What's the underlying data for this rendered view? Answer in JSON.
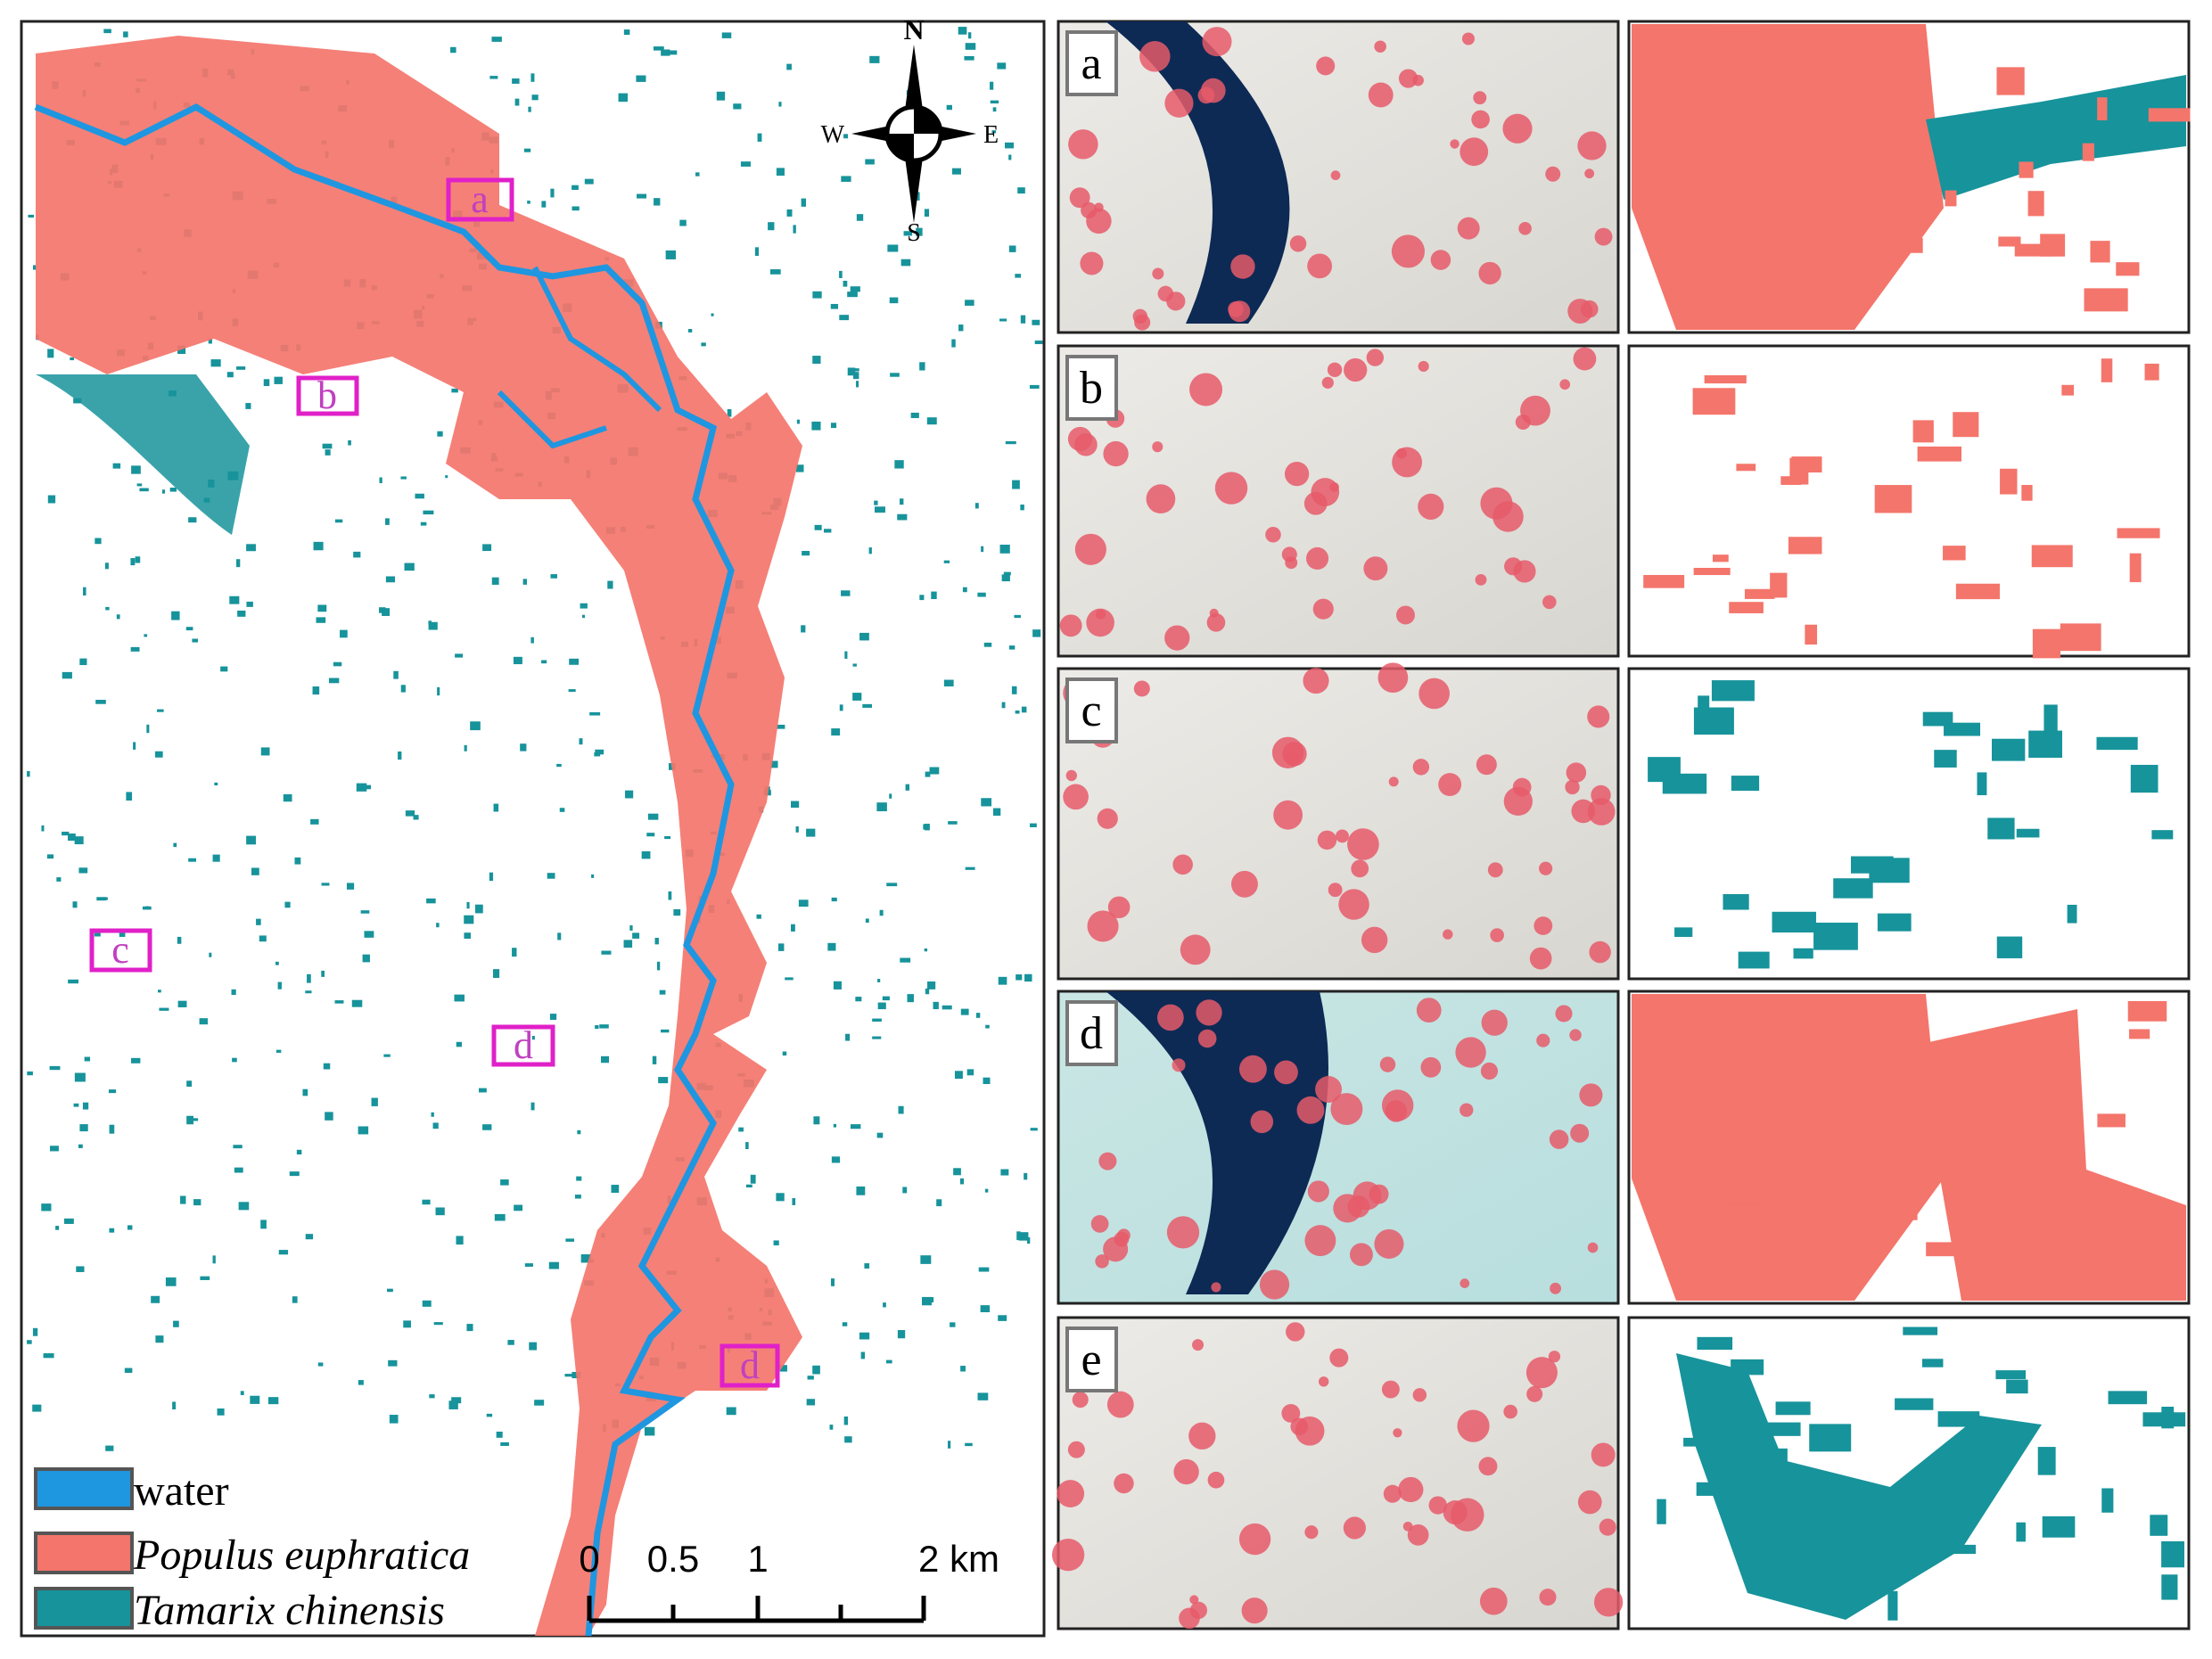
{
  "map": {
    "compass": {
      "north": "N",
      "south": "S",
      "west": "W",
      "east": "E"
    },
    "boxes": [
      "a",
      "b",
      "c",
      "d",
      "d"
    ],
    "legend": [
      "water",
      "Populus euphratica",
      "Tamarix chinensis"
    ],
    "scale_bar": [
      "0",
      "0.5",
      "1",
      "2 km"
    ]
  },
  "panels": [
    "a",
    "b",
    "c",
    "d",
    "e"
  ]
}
——————————
WORK TO DO:
From the listing above, print every entry precisely and drop the pictures.

EXPECTED ANSWER:
What's the underlying data for this rendered view? Answer in JSON.
{
  "map": {
    "compass": {
      "north": "N",
      "south": "S",
      "west": "W",
      "east": "E"
    },
    "boxes": [
      "a",
      "b",
      "c",
      "d",
      "d"
    ],
    "legend": [
      "water",
      "Populus euphratica",
      "Tamarix chinensis"
    ],
    "scale_bar": [
      "0",
      "0.5",
      "1",
      "2 km"
    ]
  },
  "panels": [
    "a",
    "b",
    "c",
    "d",
    "e"
  ]
}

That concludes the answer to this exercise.